TASK BRIEF
Print the listing below word for word, keeping every line unchanged and in the same order.

##############################

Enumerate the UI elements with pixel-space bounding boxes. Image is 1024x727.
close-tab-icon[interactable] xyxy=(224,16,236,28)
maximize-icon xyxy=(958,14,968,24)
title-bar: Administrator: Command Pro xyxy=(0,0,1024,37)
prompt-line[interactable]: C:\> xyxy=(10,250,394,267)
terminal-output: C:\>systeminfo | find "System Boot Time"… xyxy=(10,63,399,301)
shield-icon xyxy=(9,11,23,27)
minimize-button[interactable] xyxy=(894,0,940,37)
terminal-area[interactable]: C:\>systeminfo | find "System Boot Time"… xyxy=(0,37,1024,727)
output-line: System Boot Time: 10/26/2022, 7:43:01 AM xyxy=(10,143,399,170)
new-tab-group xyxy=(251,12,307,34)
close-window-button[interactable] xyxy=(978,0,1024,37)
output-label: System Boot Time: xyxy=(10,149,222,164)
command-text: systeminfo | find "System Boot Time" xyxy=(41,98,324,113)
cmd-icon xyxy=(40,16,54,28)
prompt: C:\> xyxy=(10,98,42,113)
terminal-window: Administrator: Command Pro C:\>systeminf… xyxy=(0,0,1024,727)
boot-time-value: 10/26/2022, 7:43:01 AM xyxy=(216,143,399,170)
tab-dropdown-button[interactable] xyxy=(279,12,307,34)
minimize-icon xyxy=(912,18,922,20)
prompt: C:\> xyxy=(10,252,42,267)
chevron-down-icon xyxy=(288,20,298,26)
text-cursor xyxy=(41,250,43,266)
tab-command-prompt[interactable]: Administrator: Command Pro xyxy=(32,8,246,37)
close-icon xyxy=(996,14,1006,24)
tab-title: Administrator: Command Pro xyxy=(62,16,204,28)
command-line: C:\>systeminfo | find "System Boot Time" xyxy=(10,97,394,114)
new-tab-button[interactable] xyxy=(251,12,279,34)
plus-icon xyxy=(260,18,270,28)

##############################

PROBLEM SOLUTION
Enumerate the UI elements with pixel-space bounding boxes. Image is 1024x727.
close-tab-icon[interactable] xyxy=(224,16,236,28)
maximize-icon xyxy=(958,14,968,24)
title-bar: Administrator: Command Pro xyxy=(0,0,1024,37)
prompt-line[interactable]: C:\> xyxy=(10,250,394,267)
terminal-output: C:\>systeminfo | find "System Boot Time"… xyxy=(10,63,399,301)
shield-icon xyxy=(9,11,23,27)
minimize-button[interactable] xyxy=(894,0,940,37)
terminal-area[interactable]: C:\>systeminfo | find "System Boot Time"… xyxy=(0,37,1024,727)
output-line: System Boot Time: 10/26/2022, 7:43:01 AM xyxy=(10,143,399,170)
new-tab-group xyxy=(251,12,307,34)
close-window-button[interactable] xyxy=(978,0,1024,37)
output-label: System Boot Time: xyxy=(10,149,222,164)
command-text: systeminfo | find "System Boot Time" xyxy=(41,98,324,113)
cmd-icon xyxy=(40,16,54,28)
prompt: C:\> xyxy=(10,98,42,113)
terminal-window: Administrator: Command Pro C:\>systeminf… xyxy=(0,0,1024,727)
boot-time-value: 10/26/2022, 7:43:01 AM xyxy=(216,143,399,170)
tab-dropdown-button[interactable] xyxy=(279,12,307,34)
minimize-icon xyxy=(912,18,922,20)
prompt: C:\> xyxy=(10,252,42,267)
chevron-down-icon xyxy=(288,20,298,26)
text-cursor xyxy=(41,250,43,266)
tab-command-prompt[interactable]: Administrator: Command Pro xyxy=(32,8,246,37)
close-icon xyxy=(996,14,1006,24)
tab-title: Administrator: Command Pro xyxy=(62,16,204,28)
command-line: C:\>systeminfo | find "System Boot Time" xyxy=(10,97,394,114)
new-tab-button[interactable] xyxy=(251,12,279,34)
plus-icon xyxy=(260,18,270,28)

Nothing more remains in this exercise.